┏━━
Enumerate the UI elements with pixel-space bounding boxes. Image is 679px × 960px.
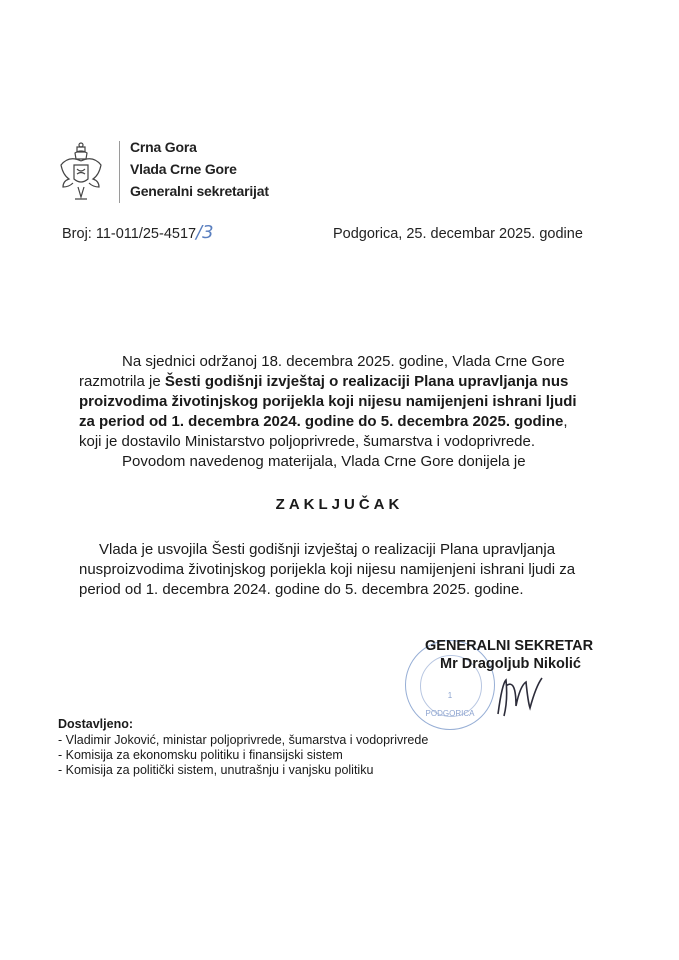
conclusion-line: Vlada je usvojila Šesti godišnji izvještaj o realizaciji Plana upravljanja <box>99 541 556 558</box>
place-date: Podgorica, 25. decembar 2025. godine <box>333 226 583 242</box>
handwritten-signature-icon <box>492 666 552 726</box>
header-divider <box>119 141 120 203</box>
intro-paragraph <box>79 352 625 472</box>
conclusion-line: period od 1. decembra 2024. godine do 5. decembra 2025. godine. <box>79 581 524 598</box>
intro-line: koji je dostavilo Ministarstvo poljoprivrede, šumarstva i vodoprivrede. <box>79 433 536 450</box>
header-secretariat: Generalni sekretarijat <box>130 183 269 199</box>
report-title-part: za period od 1. decembra 2024. godine do 5. decembra 2025. godine <box>79 413 564 430</box>
intro-line: Na sjednici održanoj 18. decembra 2025. godine, Vlada Crne Gore <box>122 353 565 370</box>
report-title-part: Šesti godišnji izvještaj o realizaciji Plana upravljanja nus <box>164 373 569 390</box>
conclusion-title: ZAKLJUČAK <box>275 496 404 513</box>
intro-line: razmotrila je <box>79 373 165 390</box>
intro-line: Povodom navedenog materijala, Vlada Crne Gore donijela je <box>122 453 526 470</box>
signatory-title: GENERALNI SEKRETAR <box>425 638 594 654</box>
document-number: Broj: 11-011/25-4517 <box>62 226 197 242</box>
conclusion-line: nusproizvodima životinjskog porijekla koji nijesu namijenjeni ishrani ljudi za <box>79 561 576 578</box>
stamp-number: 1 <box>447 691 453 700</box>
stamp-city: PODGORICA <box>425 709 475 718</box>
header-country: Crna Gora <box>130 139 197 155</box>
distribution-item: - Komisija za politički sistem, unutrašnju i vanjsku politiku <box>58 763 374 777</box>
conclusion-paragraph <box>79 540 625 600</box>
distribution-item: - Vladimir Joković, ministar poljoprivrede, šumarstva i vodoprivrede <box>58 733 429 747</box>
coat-of-arms-icon <box>58 141 104 203</box>
header-government: Vlada Crne Gore <box>130 161 237 177</box>
distribution-list <box>58 733 428 778</box>
report-title-part: proizvodima životinjskog porijekla koji nijesu namijenjeni ishrani ljudi <box>79 393 577 410</box>
distribution-title: Dostavljeno: <box>58 717 134 731</box>
handwritten-suffix: /3 <box>196 222 214 243</box>
distribution-item: - Komisija za ekonomsku politiku i finansijski sistem <box>58 748 343 762</box>
signatory-name: Mr Dragoljub Nikolić <box>440 656 581 672</box>
punctuation: , <box>563 413 568 430</box>
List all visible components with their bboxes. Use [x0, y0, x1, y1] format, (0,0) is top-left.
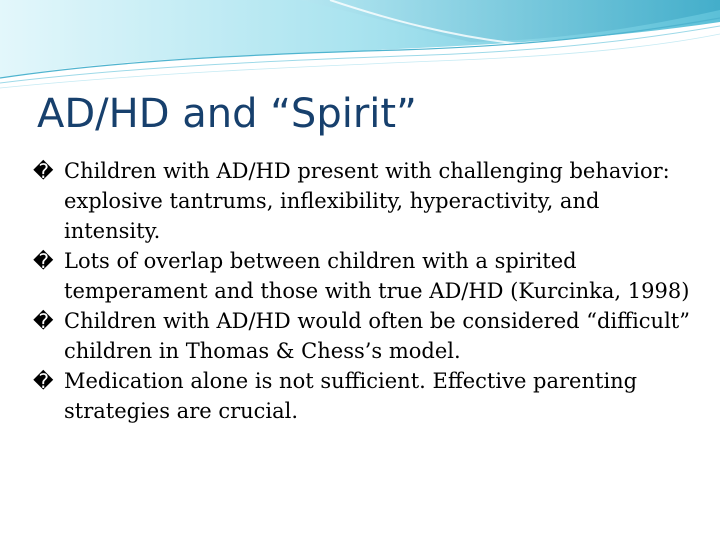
- bullet-item: [33, 306, 693, 366]
- bullet-text: Lots of overlap between children with a spirited temperament and those with true AD/HD (Kurcinka, 1998): [64, 249, 690, 303]
- bullet-icon: �: [33, 159, 54, 183]
- bullet-icon: �: [33, 249, 54, 273]
- bullet-text: Medication alone is not sufficient. Effective parenting strategies are crucial.: [64, 369, 638, 423]
- bullet-text: Children with AD/HD would often be considered “difficult” children in Thomas & Chess’s model.: [64, 309, 690, 363]
- bullet-list: [33, 156, 693, 426]
- bullet-item: [33, 246, 693, 306]
- bullet-icon: �: [33, 309, 54, 333]
- slide-title: AD/HD and “Spirit”: [37, 91, 417, 137]
- bullet-icon: �: [33, 369, 54, 393]
- header-wave-decoration: [0, 0, 720, 90]
- bullet-item: [33, 156, 693, 246]
- bullet-item: [33, 366, 693, 426]
- bullet-text: Children with AD/HD present with challenging behavior: explosive tantrums, inflexibility, hyperactivity, and intensity.: [64, 159, 670, 243]
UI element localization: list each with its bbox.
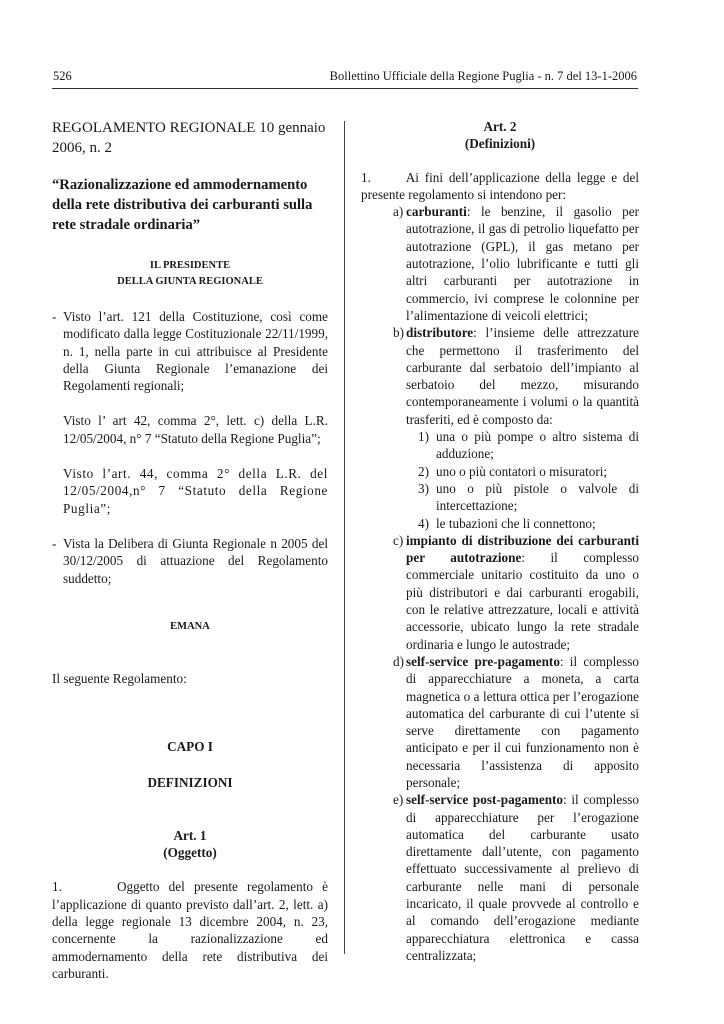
definition-subitem-4: 4) le tubazioni che li connettono; (418, 515, 596, 531)
president-heading: IL PRESIDENTE DELLA GIUNTA REGIONALE (117, 260, 263, 287)
page-number: 526 (53, 69, 72, 83)
regulation-subject: “Razionalizzazione ed ammodernamento della rete distributiva dei carburanti sulla rete stradale ordinaria” (52, 177, 313, 233)
definition-item-e: e) self-service post-pagamento: il complesso di apparecchiature per l’erogazione automatica del carburante usato direttamente dall’utente, con pagamento effettuato successivamente al prelievo di carburante nelle mani di personale incaricato, il quale provvede al controllo e al comando dell’erogazione mediante apparecchiatura elettronica e cassa centralizzata; (393, 792, 639, 963)
article-1-paragraph: 1. Oggetto del presente regolamento è l’applicazione di quanto previsto dall’art. 2, lett. a) della legge regionale 13 dicembre 2004, n. 23, concernente la razionalizzazione ed ammodernamento della rete distributiva dei carburanti. (52, 879, 329, 981)
definition-item-d: d) self-service pre-pagamento: il complesso di apparecchiature a moneta, a carta magnetica o a lettura ottica per l’erogazione automatica del carburante di cui l’utente si serve direttamente con pagamento anticipato e per il cui funzionamento non è necessaria l’assistenza di apposito personale; (393, 653, 640, 790)
definition-item-a: a) carburanti: le benzine, il gasolio per autotrazione, il gas di petrolio liquefatto per autotrazione (GPL), il gas metano per autotrazione, l’olio lubrificante e tutti gli altri carburanti per autotrazione in commercio, ivi comprese le colonnine per l’alimentazione di veicoli elettrici; (393, 204, 639, 323)
article-2-heading: Art. 2 (Definizioni) (464, 119, 536, 152)
left-column (52, 118, 328, 982)
definition-item-b: b) distributore: l’insieme delle attrezzature che permettono il trasferimento del carburante dal serbatoio dell’impianto al serbatoio del mezzo, misurando contemporaneamente i volumi o la quantità trasferiti, ed è composto da: (393, 325, 639, 427)
column-divider (344, 121, 345, 954)
page-header (52, 66, 638, 89)
definition-subitem-2: 2) uno o più contatori o misuratori; (418, 463, 608, 479)
visto-paragraph-4: - Vista la Delibera di Giunta Regionale n 2005 del 30/12/2005 di attuazione del Regolamento suddetto; (52, 535, 328, 586)
visto-paragraph-3: Visto l’art. 44, comma 2° della L.R. del 12/05/2004,n° 7 “Statuto della Regione Puglia”; (63, 466, 328, 516)
right-column (361, 118, 639, 964)
visto-paragraph-1: - Visto l’art. 121 della Costituzione, così come modificato dalla legge Costituzionale 22/11/1999, n. 1, nella parte in cui attribuisce al Presidente della Giunta Regionale l’emanazione dei Regolamenti regionali; (52, 309, 328, 394)
emana-heading: EMANA (170, 620, 210, 632)
seguente-regolamento: Il seguente Regolamento: (52, 670, 187, 686)
chapter-title: DEFINIZIONI (147, 775, 233, 791)
regulation-title: REGOLAMENTO REGIONALE 10 gennaio 2006, n. 2 (52, 120, 326, 156)
definition-subitem-3: 3) uno o più pistole o valvole di intercettazione; (418, 480, 639, 514)
definition-subitem-1: 1) una o più pompe o altro sistema di adduzione; (418, 429, 639, 462)
bulletin-title: Bollettino Ufficiale della Regione Puglia - n. 7 del 13-1-2006 (329, 69, 637, 83)
article-2-intro: 1. Ai fini dell’applicazione della legge e del presente regolamento si intendono per: (361, 169, 639, 202)
chapter-heading: CAPO I (167, 739, 213, 755)
article-1-heading: Art. 1 (Oggetto) (163, 827, 217, 861)
definition-item-c: c) impianto di distribuzione dei carburanti per autotrazione: il complesso commerciale unitario costituito da uno o più distributori e dai carburanti erogabili, con le relative attrezzature, locali e attività accessorie, ubicato lungo la rete stradale ordinaria e lungo le autostrade; (393, 532, 639, 652)
visto-paragraph-2: Visto l’ art 42, comma 2°, lett. c) della L.R. 12/05/2004, n° 7 “Statuto della Regione Puglia”; (63, 413, 328, 446)
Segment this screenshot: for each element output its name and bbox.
┗━━
» **WORK TO COMPLETE**
Copy the stretch from the line that contains "- bullet-item: [33, 306, 693, 366]" through the line that contains "- bullet-item: [33, 366, 693, 426]", keeping every line unchanged.

» **WRITTEN RESPONSE**
- bullet-item: [33, 306, 693, 366]
- bullet-text: Lots of overlap between children with a spirited temperament and those with true AD/HD (Kurcinka, 1998): [64, 249, 690, 303]
- bullet-icon: �: [33, 159, 54, 183]
- bullet-icon: �: [33, 249, 54, 273]
- bullet-text: Medication alone is not sufficient. Effective parenting strategies are crucial.: [64, 369, 638, 423]
- bullet-text: Children with AD/HD would often be considered “difficult” children in Thomas & Chess’s model.: [64, 309, 690, 363]
- bullet-list: [33, 156, 693, 426]
- bullet-item: [33, 246, 693, 306]
- bullet-icon: �: [33, 309, 54, 333]
- slide-title: AD/HD and “Spirit”: [37, 91, 417, 137]
- bullet-icon: �: [33, 369, 54, 393]
- header-wave-decoration: [0, 0, 720, 90]
- bullet-item: [33, 156, 693, 246]
- bullet-item: [33, 366, 693, 426]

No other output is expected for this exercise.